> TASK DIRECTIONS: Look through the data below and work out how many lines contain the string "heading". Give the number alone.

> RECORDS SHOWN:
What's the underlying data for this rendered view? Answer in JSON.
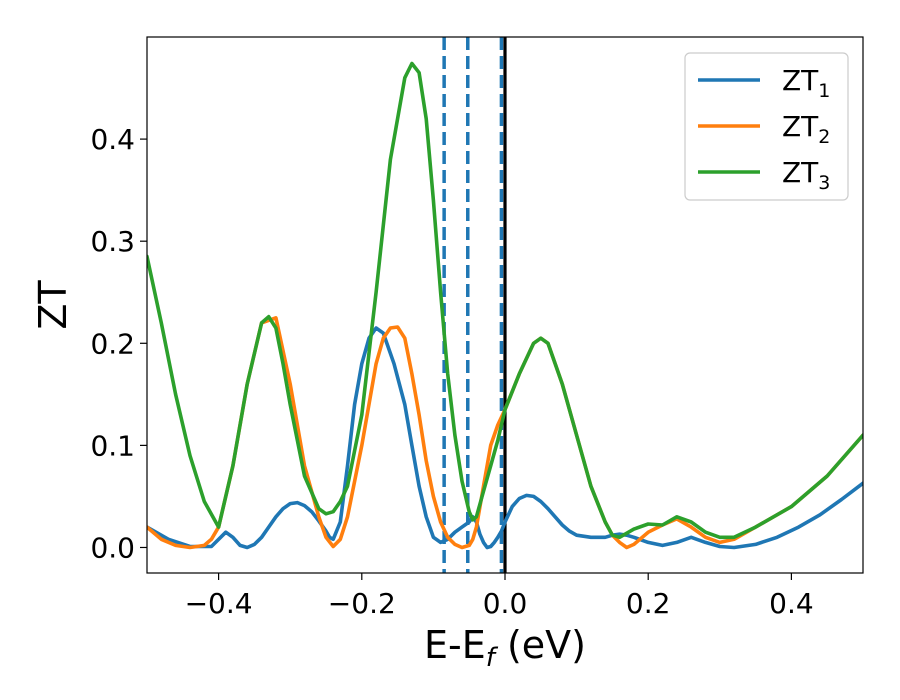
{
  "chart_data": {
    "type": "line",
    "xlabel": "E-E",
    "xlabel_sub": "f",
    "xlabel_unit": " (eV)",
    "ylabel": "ZT",
    "xlim": [
      -0.5,
      0.5
    ],
    "ylim": [
      -0.025,
      0.5
    ],
    "xticks": [
      -0.4,
      -0.2,
      0.0,
      0.2,
      0.4
    ],
    "xtick_labels": [
      "−0.4",
      "−0.2",
      "0.0",
      "0.2",
      "0.4"
    ],
    "yticks": [
      0.0,
      0.1,
      0.2,
      0.3,
      0.4
    ],
    "ytick_labels": [
      "0.0",
      "0.1",
      "0.2",
      "0.3",
      "0.4"
    ],
    "grid": false,
    "legend_position": "top-right",
    "vlines": [
      {
        "x": -0.085,
        "style": "dashed",
        "color": "#1f77b4"
      },
      {
        "x": -0.052,
        "style": "dashed",
        "color": "#1f77b4"
      },
      {
        "x": -0.005,
        "style": "dashed",
        "color": "#1f77b4"
      },
      {
        "x": 0.0,
        "style": "solid",
        "color": "#000000"
      }
    ],
    "series": [
      {
        "name": "ZT",
        "sub": "1",
        "color": "#1f77b4",
        "x": [
          -0.5,
          -0.47,
          -0.44,
          -0.41,
          -0.39,
          -0.38,
          -0.37,
          -0.36,
          -0.35,
          -0.34,
          -0.33,
          -0.32,
          -0.31,
          -0.3,
          -0.29,
          -0.28,
          -0.27,
          -0.26,
          -0.25,
          -0.245,
          -0.24,
          -0.23,
          -0.22,
          -0.21,
          -0.2,
          -0.19,
          -0.18,
          -0.17,
          -0.155,
          -0.14,
          -0.13,
          -0.12,
          -0.11,
          -0.1,
          -0.09,
          -0.08,
          -0.07,
          -0.06,
          -0.05,
          -0.045,
          -0.04,
          -0.035,
          -0.03,
          -0.025,
          -0.02,
          -0.015,
          -0.01,
          -0.005,
          0.0,
          0.01,
          0.02,
          0.03,
          0.04,
          0.05,
          0.06,
          0.07,
          0.08,
          0.09,
          0.1,
          0.12,
          0.14,
          0.15,
          0.16,
          0.17,
          0.18,
          0.2,
          0.22,
          0.24,
          0.26,
          0.28,
          0.3,
          0.32,
          0.35,
          0.38,
          0.41,
          0.44,
          0.47,
          0.5
        ],
        "y": [
          0.02,
          0.008,
          0.001,
          0.001,
          0.015,
          0.01,
          0.002,
          0.0,
          0.003,
          0.01,
          0.02,
          0.03,
          0.038,
          0.043,
          0.044,
          0.041,
          0.035,
          0.026,
          0.016,
          0.01,
          0.008,
          0.025,
          0.08,
          0.14,
          0.18,
          0.205,
          0.215,
          0.21,
          0.18,
          0.14,
          0.1,
          0.06,
          0.03,
          0.01,
          0.005,
          0.008,
          0.015,
          0.02,
          0.025,
          0.03,
          0.025,
          0.013,
          0.005,
          0.0,
          0.001,
          0.005,
          0.01,
          0.016,
          0.025,
          0.04,
          0.048,
          0.051,
          0.05,
          0.045,
          0.038,
          0.03,
          0.022,
          0.016,
          0.012,
          0.01,
          0.01,
          0.012,
          0.013,
          0.012,
          0.01,
          0.005,
          0.002,
          0.005,
          0.01,
          0.005,
          0.001,
          0.0,
          0.003,
          0.01,
          0.02,
          0.032,
          0.047,
          0.063
        ]
      },
      {
        "name": "ZT",
        "sub": "2",
        "color": "#ff7f0e",
        "x": [
          -0.5,
          -0.48,
          -0.46,
          -0.44,
          -0.42,
          -0.41,
          -0.4,
          -0.38,
          -0.36,
          -0.34,
          -0.32,
          -0.3,
          -0.28,
          -0.26,
          -0.25,
          -0.24,
          -0.23,
          -0.22,
          -0.2,
          -0.18,
          -0.17,
          -0.16,
          -0.15,
          -0.14,
          -0.13,
          -0.12,
          -0.11,
          -0.1,
          -0.09,
          -0.08,
          -0.07,
          -0.06,
          -0.05,
          -0.045,
          -0.04,
          -0.03,
          -0.02,
          -0.01,
          0.0,
          0.02,
          0.04,
          0.05,
          0.06,
          0.08,
          0.1,
          0.12,
          0.14,
          0.15,
          0.16,
          0.17,
          0.18,
          0.2,
          0.22,
          0.24,
          0.26,
          0.28,
          0.3,
          0.32,
          0.35,
          0.4,
          0.45,
          0.5
        ],
        "y": [
          0.02,
          0.008,
          0.002,
          0.0,
          0.002,
          0.008,
          0.02,
          0.08,
          0.16,
          0.22,
          0.225,
          0.16,
          0.08,
          0.03,
          0.01,
          0.001,
          0.008,
          0.03,
          0.1,
          0.18,
          0.205,
          0.215,
          0.216,
          0.205,
          0.17,
          0.13,
          0.085,
          0.05,
          0.025,
          0.01,
          0.003,
          0.0,
          0.002,
          0.008,
          0.02,
          0.06,
          0.1,
          0.12,
          0.135,
          0.17,
          0.2,
          0.205,
          0.2,
          0.16,
          0.11,
          0.06,
          0.025,
          0.012,
          0.005,
          0.0,
          0.003,
          0.015,
          0.022,
          0.028,
          0.02,
          0.01,
          0.005,
          0.008,
          0.02,
          0.04,
          0.07,
          0.11
        ]
      },
      {
        "name": "ZT",
        "sub": "3",
        "color": "#2ca02c",
        "x": [
          -0.5,
          -0.48,
          -0.46,
          -0.44,
          -0.42,
          -0.4,
          -0.38,
          -0.36,
          -0.34,
          -0.33,
          -0.32,
          -0.31,
          -0.3,
          -0.28,
          -0.26,
          -0.25,
          -0.24,
          -0.23,
          -0.22,
          -0.2,
          -0.18,
          -0.16,
          -0.14,
          -0.13,
          -0.12,
          -0.11,
          -0.1,
          -0.09,
          -0.08,
          -0.07,
          -0.06,
          -0.05,
          -0.045,
          -0.04,
          -0.03,
          -0.02,
          -0.01,
          0.0,
          0.02,
          0.04,
          0.05,
          0.06,
          0.08,
          0.1,
          0.12,
          0.14,
          0.15,
          0.16,
          0.18,
          0.2,
          0.22,
          0.24,
          0.26,
          0.28,
          0.3,
          0.32,
          0.35,
          0.4,
          0.45,
          0.5
        ],
        "y": [
          0.285,
          0.22,
          0.15,
          0.09,
          0.045,
          0.02,
          0.08,
          0.16,
          0.22,
          0.226,
          0.215,
          0.18,
          0.14,
          0.07,
          0.038,
          0.033,
          0.035,
          0.045,
          0.06,
          0.13,
          0.25,
          0.38,
          0.46,
          0.474,
          0.465,
          0.42,
          0.34,
          0.25,
          0.17,
          0.11,
          0.065,
          0.035,
          0.027,
          0.03,
          0.055,
          0.08,
          0.105,
          0.135,
          0.17,
          0.2,
          0.205,
          0.2,
          0.16,
          0.11,
          0.06,
          0.025,
          0.012,
          0.01,
          0.018,
          0.023,
          0.022,
          0.03,
          0.025,
          0.015,
          0.01,
          0.01,
          0.02,
          0.04,
          0.07,
          0.11
        ]
      }
    ]
  }
}
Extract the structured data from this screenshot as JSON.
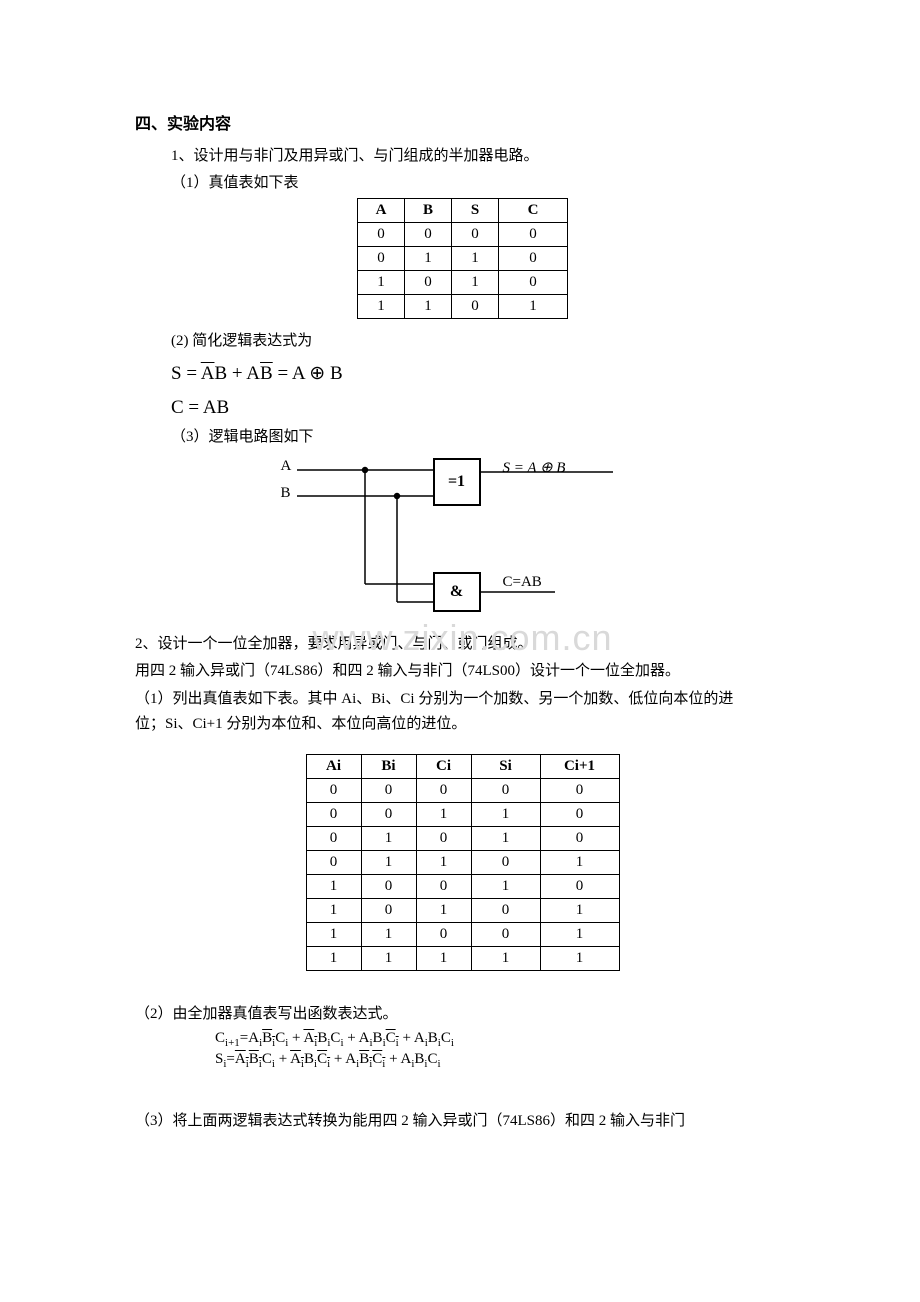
{
  "section_title": "四、实验内容",
  "part1": {
    "heading": "1、设计用与非门及用异或门、与门组成的半加器电路。",
    "sub1": "（1）真值表如下表",
    "table": {
      "columns": [
        "A",
        "B",
        "S",
        "C"
      ],
      "rows": [
        [
          "0",
          "0",
          "0",
          "0"
        ],
        [
          "0",
          "1",
          "1",
          "0"
        ],
        [
          "1",
          "0",
          "1",
          "0"
        ],
        [
          "1",
          "1",
          "0",
          "1"
        ]
      ]
    },
    "sub2": "(2) 简化逻辑表达式为",
    "eq_S_prefix": "S = ",
    "eq_S_t1_bar": "A",
    "eq_S_t1_after": "B + A",
    "eq_S_t2_bar": "B",
    "eq_S_suffix": " = A ⊕ B",
    "eq_C": "C = AB",
    "sub3": "（3）逻辑电路图如下",
    "circuit": {
      "labelA": "A",
      "labelB": "B",
      "gate1_symbol": "=1",
      "gate2_symbol": "&",
      "out_S": "S = A ⊕ B",
      "out_C": "C=AB",
      "line_color": "#000000",
      "line_width": 1.5
    }
  },
  "watermark_text": "www.zixin.com.cn",
  "part2": {
    "heading": "2、设计一个一位全加器，要求用异或门、与门、或门组成。",
    "intro": "用四 2 输入异或门（74LS86）和四 2 输入与非门（74LS00）设计一个一位全加器。",
    "sub1a": "（1）列出真值表如下表。其中 Ai、Bi、Ci 分别为一个加数、另一个加数、低位向本位的进",
    "sub1b": "位；Si、Ci+1 分别为本位和、本位向高位的进位。",
    "table": {
      "columns": [
        "Ai",
        "Bi",
        "Ci",
        "Si",
        "Ci+1"
      ],
      "rows": [
        [
          "0",
          "0",
          "0",
          "0",
          "0"
        ],
        [
          "0",
          "0",
          "1",
          "1",
          "0"
        ],
        [
          "0",
          "1",
          "0",
          "1",
          "0"
        ],
        [
          "0",
          "1",
          "1",
          "0",
          "1"
        ],
        [
          "1",
          "0",
          "0",
          "1",
          "0"
        ],
        [
          "1",
          "0",
          "1",
          "0",
          "1"
        ],
        [
          "1",
          "1",
          "0",
          "0",
          "1"
        ],
        [
          "1",
          "1",
          "1",
          "1",
          "1"
        ]
      ]
    },
    "sub2": "（2）由全加器真值表写出函数表达式。",
    "eq_C_label": "C",
    "eq_C_sub": "i+1",
    "eq_C_eq": "=A",
    "eq_S_label": "S",
    "eq_S_sub": "i",
    "eq_S_eq": "=",
    "term_Ai": "A",
    "term_Bi": "B",
    "term_Ci": "C",
    "sub_i": "i",
    "plus": " + ",
    "sub3": "（3）将上面两逻辑表达式转换为能用四 2 输入异或门（74LS86）和四 2 输入与非门"
  }
}
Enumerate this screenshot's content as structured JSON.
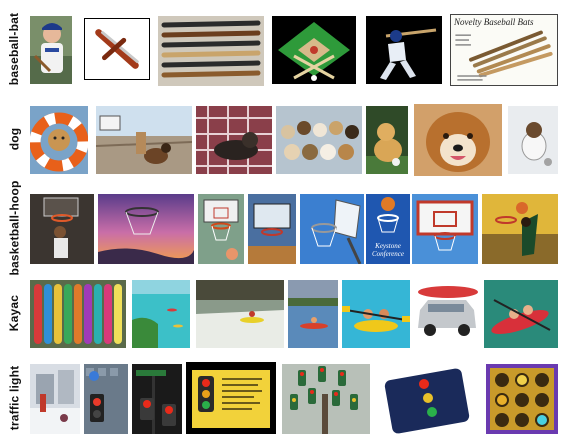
{
  "rows": [
    {
      "label": "baseball-bat",
      "images": [
        "boy-with-bat-photo",
        "crossed-bats-icon",
        "bats-on-table-photo",
        "baseball-diamond-logo",
        "batter-swinging-photo",
        "novelty-bats-page"
      ]
    },
    {
      "label": "dog",
      "images": [
        "dog-in-life-ring-photo",
        "dog-on-boardwalk-photo",
        "cats-and-dog-on-blanket-photo",
        "group-of-dogs-photo",
        "golden-retriever-photo",
        "collie-closeup-photo",
        "dog-in-snow-photo"
      ]
    },
    {
      "label": "basketball-hoop",
      "images": [
        "player-dunking-photo",
        "hoop-at-sunset-photo",
        "outdoor-hoop-photo",
        "court-hoop-photo",
        "hoop-net-sky-photo",
        "keystone-hoop-photo",
        "red-backboard-photo",
        "player-at-hoop-photo"
      ]
    },
    {
      "label": "Kayac",
      "images": [
        "colorful-kayaks-photo",
        "lake-kayakers-photo",
        "waterfall-kayak-photo",
        "river-kayak-photo",
        "tandem-kayak-photo",
        "kayak-on-car-photo",
        "red-kayak-photo"
      ]
    },
    {
      "label": "traffic light",
      "images": [
        "snowy-street-photo",
        "pedestrian-signal-photo",
        "street-signal-photo",
        "traffic-signal-poster",
        "tree-of-lights-sculpture",
        "signal-card-photo",
        "traffic-lights-grid-photo"
      ]
    }
  ],
  "novelty_page": {
    "title": "Novelty Baseball Bats"
  },
  "keystone_caption": "Keystone Conference",
  "colors": {
    "background": "#ffffff",
    "label": "#111111"
  }
}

> EXERCISE SOLUTION: 2